» WORK ORDER 1: List the three section headings that appear under the "Lists" title of the Python lists page.
» WORK ORDER 2: Return the passage of the Python lists page from "import pandas as" to "df = pd.DataFrame(columns=['Animals'])", copied word for word.

» TEXT EXCERPT:
Lists

List Comprehensions

One particularly nifty feature of the Python language are list comprehensions. List comprehensions provide a really concise way of constructing lists. 

One, perfectly acceptable way to construct a new list in Python would be as follows:

x = range(10)
myList = [] # this is an empty list

for i in x:
    myList.append(i)

List comprehensions give us a way to achieve the same result with far few lines of code, like so:

x = range(10)
myList = [i for i in x]

The use of a list comprehension in this simple example removes the need to (a) create an empty list object and (b) construct a for loop block to iterate over the object whose items we are a seeking to add to the empty list.

Write contents of list to column in Pandas dataframe

Let's say we have the following list:

myList = ['Wolf', 'Fox', 'Shark']

To write the contents of myList to a column in a Pandas dataframe, we'd do the following:

import pandas as pd # Bring in Pandas

myList = ['Wolf', 'Fox', 'Shark'] 

# Create empty dataframe with a column named 'Animals'

df = pd.DataFrame(columns=['Animals'])

# Write myList to the Animals column

df['Animals'] = myList

Uniqify a Python List

I came across this really cool blog post outlining various fast ways to remove duplicate values from a Python list. 

Here's the fastest order-preserving example:

def f12(seq):
    return list(dict.fromkeys(seq))

my_list = [1,2,2,2,3,4,5,6,6,6,6]

print (f12(my_list))

Returns,

[1, 2, 3, 4, 5, 6]

This really quick solution appears to have been identified by a chap called Raymond Hettinger, so credit where it's due!

Source records:
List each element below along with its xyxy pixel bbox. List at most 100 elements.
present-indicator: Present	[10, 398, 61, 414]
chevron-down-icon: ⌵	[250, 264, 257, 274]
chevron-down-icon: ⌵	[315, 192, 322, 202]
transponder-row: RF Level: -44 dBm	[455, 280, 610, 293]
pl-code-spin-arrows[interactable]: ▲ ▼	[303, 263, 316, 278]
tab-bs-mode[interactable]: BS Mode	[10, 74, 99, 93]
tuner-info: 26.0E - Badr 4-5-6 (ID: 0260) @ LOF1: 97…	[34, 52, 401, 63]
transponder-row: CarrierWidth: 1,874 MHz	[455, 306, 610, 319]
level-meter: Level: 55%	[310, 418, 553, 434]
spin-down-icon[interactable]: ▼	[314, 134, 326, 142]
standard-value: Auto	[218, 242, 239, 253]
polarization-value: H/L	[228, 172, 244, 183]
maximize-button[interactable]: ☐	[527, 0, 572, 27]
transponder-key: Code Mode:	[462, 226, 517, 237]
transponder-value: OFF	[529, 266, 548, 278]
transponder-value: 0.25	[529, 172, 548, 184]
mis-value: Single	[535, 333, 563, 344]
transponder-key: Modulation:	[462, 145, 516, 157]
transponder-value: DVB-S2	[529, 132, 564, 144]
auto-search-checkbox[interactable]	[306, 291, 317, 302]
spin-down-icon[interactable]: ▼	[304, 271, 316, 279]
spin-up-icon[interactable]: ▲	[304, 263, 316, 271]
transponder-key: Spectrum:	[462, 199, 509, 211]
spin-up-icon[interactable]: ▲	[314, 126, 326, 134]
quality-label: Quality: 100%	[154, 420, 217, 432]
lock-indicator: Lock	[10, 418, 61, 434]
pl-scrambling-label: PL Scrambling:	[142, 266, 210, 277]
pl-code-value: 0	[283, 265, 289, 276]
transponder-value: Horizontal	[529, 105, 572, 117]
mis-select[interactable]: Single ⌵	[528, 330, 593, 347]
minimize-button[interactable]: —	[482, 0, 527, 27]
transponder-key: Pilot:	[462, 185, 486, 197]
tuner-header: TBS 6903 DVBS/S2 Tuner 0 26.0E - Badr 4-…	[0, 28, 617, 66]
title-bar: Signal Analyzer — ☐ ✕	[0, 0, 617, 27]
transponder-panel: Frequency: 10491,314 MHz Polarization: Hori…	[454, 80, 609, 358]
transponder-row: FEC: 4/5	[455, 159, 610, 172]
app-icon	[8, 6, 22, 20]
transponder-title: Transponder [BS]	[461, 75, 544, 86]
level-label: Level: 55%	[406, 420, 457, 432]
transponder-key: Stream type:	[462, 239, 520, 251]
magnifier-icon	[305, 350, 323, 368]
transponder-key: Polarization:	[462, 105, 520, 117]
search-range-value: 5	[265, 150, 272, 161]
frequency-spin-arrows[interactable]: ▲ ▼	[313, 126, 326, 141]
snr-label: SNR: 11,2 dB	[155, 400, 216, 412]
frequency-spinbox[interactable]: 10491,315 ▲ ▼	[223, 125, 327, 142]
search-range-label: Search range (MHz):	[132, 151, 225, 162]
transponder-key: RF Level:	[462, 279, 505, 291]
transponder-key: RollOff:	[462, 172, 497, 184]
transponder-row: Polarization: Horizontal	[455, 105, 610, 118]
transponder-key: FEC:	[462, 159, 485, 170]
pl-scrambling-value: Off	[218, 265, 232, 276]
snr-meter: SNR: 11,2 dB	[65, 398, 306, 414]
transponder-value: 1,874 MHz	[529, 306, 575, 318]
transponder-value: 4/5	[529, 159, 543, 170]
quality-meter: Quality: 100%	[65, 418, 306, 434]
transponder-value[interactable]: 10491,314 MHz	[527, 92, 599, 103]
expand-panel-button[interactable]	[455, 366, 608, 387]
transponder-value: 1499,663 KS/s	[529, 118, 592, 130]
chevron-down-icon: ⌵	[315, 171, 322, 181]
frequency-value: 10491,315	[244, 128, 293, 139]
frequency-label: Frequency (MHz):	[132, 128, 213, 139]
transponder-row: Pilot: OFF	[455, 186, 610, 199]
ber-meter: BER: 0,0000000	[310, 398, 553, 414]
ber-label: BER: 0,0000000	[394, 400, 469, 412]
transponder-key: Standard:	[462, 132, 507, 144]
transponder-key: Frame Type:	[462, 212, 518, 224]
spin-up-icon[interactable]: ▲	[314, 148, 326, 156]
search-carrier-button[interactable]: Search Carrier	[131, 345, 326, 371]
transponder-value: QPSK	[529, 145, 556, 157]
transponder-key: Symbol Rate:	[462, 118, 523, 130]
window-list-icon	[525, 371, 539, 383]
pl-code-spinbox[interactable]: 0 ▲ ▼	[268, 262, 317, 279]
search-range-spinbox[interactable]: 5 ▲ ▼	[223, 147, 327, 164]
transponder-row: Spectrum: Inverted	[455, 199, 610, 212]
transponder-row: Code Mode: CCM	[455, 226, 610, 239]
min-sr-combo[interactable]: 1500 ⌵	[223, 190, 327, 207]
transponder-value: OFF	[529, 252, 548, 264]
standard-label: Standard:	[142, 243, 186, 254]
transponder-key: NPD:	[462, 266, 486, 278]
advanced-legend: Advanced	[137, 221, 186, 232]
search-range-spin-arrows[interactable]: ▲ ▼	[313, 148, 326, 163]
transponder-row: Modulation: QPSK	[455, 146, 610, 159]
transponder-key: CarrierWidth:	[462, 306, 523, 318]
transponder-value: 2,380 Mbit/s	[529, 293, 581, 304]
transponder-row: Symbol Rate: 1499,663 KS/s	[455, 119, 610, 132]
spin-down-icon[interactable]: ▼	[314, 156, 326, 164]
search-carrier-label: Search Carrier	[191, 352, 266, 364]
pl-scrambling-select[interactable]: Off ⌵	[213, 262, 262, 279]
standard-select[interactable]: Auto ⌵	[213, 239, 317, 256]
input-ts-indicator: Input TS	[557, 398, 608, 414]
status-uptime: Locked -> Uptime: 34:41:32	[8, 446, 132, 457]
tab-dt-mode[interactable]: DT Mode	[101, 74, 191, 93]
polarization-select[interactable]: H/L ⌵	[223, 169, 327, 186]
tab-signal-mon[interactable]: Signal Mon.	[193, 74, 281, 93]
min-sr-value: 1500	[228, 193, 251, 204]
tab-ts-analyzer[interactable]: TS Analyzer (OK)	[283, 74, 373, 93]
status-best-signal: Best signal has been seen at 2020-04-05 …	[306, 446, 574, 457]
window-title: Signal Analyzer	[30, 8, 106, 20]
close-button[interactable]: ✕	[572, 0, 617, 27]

» RESULT 1:
List Comprehensions
Write contents of list to column in Pandas dataframe
Uniqify a Python List

» RESULT 2:
import pandas as pd # Bring in Pandas

myList = ['Wolf', 'Fox', 'Shark'] 

# Create empty dataframe with a column named 'Animals'

df = pd.DataFrame(columns=['Animals'])